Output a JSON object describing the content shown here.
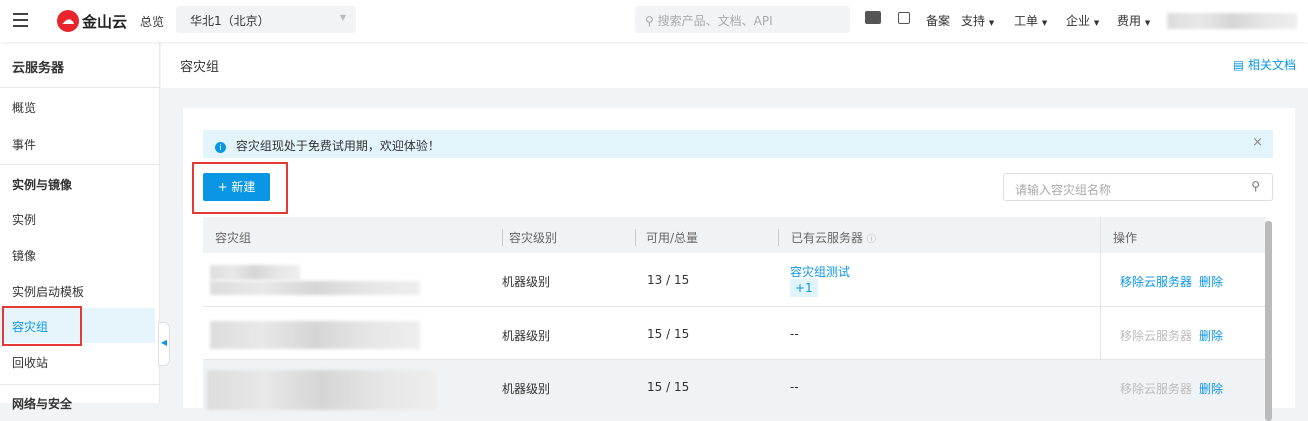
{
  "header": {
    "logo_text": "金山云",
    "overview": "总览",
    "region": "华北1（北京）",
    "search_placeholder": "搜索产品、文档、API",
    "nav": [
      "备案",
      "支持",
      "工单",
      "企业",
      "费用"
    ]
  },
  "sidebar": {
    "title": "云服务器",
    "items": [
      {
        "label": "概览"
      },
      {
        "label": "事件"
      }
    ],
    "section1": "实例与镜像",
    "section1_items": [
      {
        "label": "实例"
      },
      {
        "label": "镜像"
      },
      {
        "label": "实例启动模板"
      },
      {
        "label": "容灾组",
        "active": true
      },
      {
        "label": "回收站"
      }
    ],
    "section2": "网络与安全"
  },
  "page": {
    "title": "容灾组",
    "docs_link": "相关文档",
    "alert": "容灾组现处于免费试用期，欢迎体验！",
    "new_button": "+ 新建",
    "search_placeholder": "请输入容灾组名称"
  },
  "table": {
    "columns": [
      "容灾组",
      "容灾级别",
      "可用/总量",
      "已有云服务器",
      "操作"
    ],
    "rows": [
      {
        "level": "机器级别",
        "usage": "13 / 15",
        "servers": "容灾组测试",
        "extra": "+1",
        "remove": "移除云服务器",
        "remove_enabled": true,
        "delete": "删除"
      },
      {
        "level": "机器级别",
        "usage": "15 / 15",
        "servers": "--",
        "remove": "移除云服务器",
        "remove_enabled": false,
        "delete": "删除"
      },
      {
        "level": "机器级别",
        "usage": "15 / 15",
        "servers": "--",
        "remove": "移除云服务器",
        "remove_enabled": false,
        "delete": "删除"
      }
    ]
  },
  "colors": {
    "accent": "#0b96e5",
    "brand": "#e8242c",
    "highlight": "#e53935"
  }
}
☆ ☆ ☆
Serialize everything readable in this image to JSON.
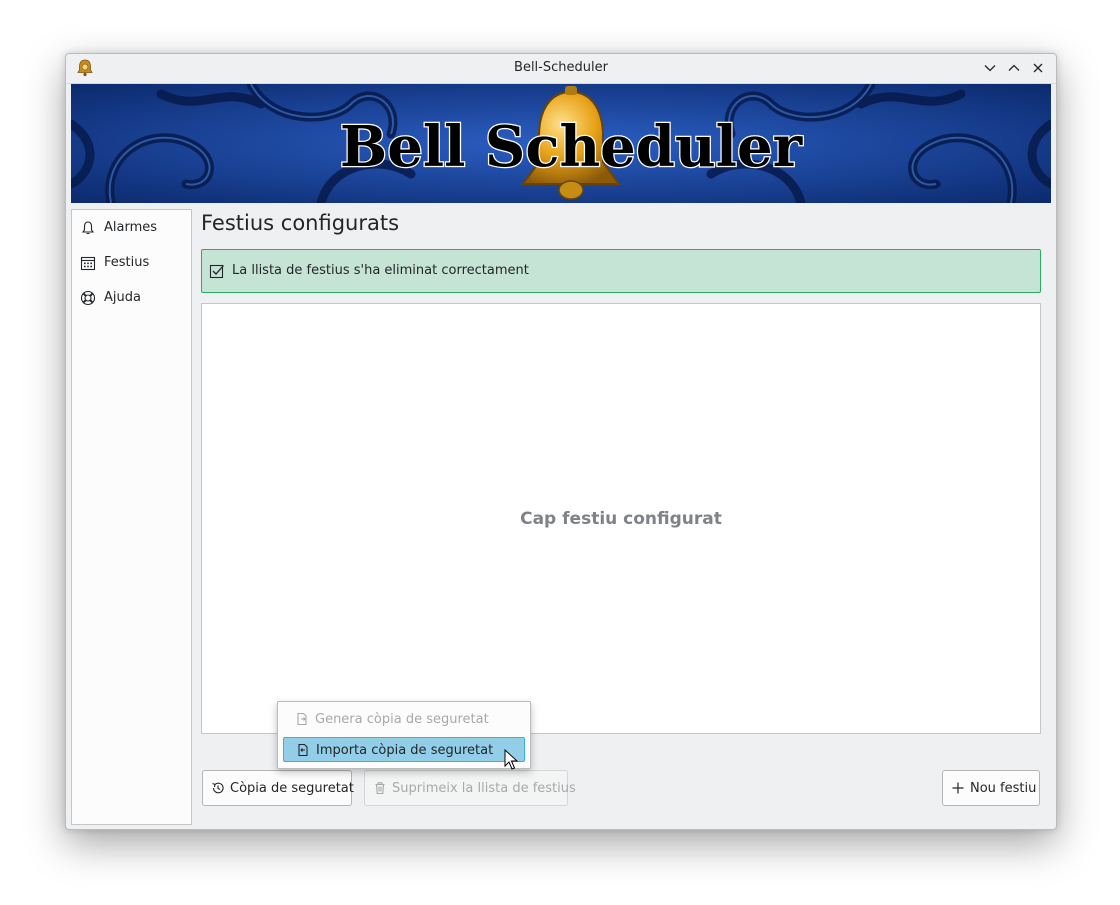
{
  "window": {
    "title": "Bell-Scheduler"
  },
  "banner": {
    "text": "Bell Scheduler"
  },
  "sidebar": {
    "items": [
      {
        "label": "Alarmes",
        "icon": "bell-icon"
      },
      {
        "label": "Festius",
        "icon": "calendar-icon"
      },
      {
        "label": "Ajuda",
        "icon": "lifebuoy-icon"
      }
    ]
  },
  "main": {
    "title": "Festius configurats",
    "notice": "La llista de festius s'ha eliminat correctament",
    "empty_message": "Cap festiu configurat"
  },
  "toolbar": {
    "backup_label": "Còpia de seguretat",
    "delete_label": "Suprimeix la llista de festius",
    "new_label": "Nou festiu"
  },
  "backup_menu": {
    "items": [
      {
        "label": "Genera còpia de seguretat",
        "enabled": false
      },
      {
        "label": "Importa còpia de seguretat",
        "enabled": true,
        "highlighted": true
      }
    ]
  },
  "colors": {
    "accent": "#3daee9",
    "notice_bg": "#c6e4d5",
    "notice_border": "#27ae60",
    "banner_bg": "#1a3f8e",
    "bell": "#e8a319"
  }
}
☆ ☆ ☆
Stated goal: Using the listing, say how many lines include the word "seguretat", and add nothing else.

Task answer: 3